## BEGIN TASK INPUTS

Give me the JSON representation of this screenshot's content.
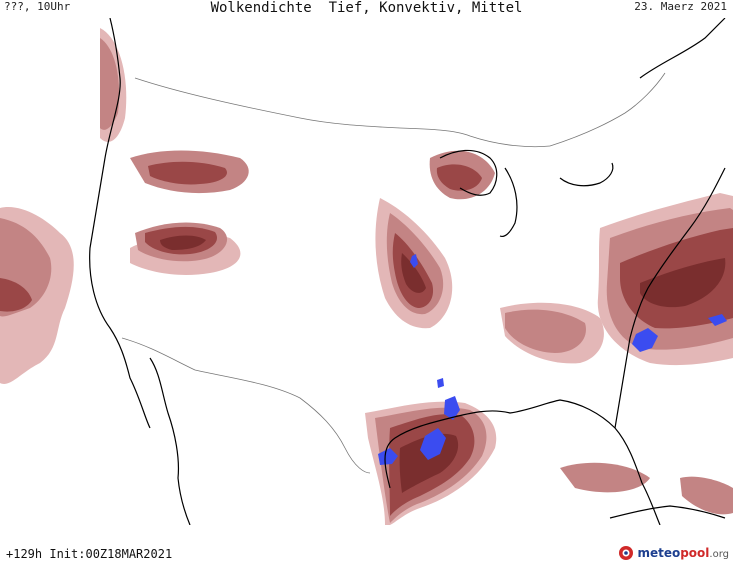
{
  "header": {
    "time_label": "???, 10Uhr",
    "title": "Wolkendichte  Tief, Konvektiv, Mittel",
    "date": "23. Maerz 2021"
  },
  "footer": {
    "run_info": "+129h Init:00Z18MAR2021",
    "logo_part1": "meteo",
    "logo_part2": "pool",
    "logo_part3": ".org"
  },
  "legend_colors": {
    "cloud_light": "#e3b7b7",
    "cloud_medium": "#c38484",
    "cloud_dense": "#9a4747",
    "cloud_very_dense": "#7a2e2e",
    "convective": "#3b4cf0",
    "coastline": "#000000",
    "borders": "#777777"
  }
}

## END TASK INPUTS

* WHAT NEEDS TO BE DONE
Leave out the pictures and copy the rest of the material above exactly.

* EXERCISE SOLUTION
Give me the JSON representation of this screenshot's content.
{
  "header": {
    "time_label": "???, 10Uhr",
    "title": "Wolkendichte  Tief, Konvektiv, Mittel",
    "date": "23. Maerz 2021"
  },
  "footer": {
    "run_info": "+129h Init:00Z18MAR2021",
    "logo_part1": "meteo",
    "logo_part2": "pool",
    "logo_part3": ".org"
  },
  "legend_colors": {
    "cloud_light": "#e3b7b7",
    "cloud_medium": "#c38484",
    "cloud_dense": "#9a4747",
    "cloud_very_dense": "#7a2e2e",
    "convective": "#3b4cf0",
    "coastline": "#000000",
    "borders": "#777777"
  }
}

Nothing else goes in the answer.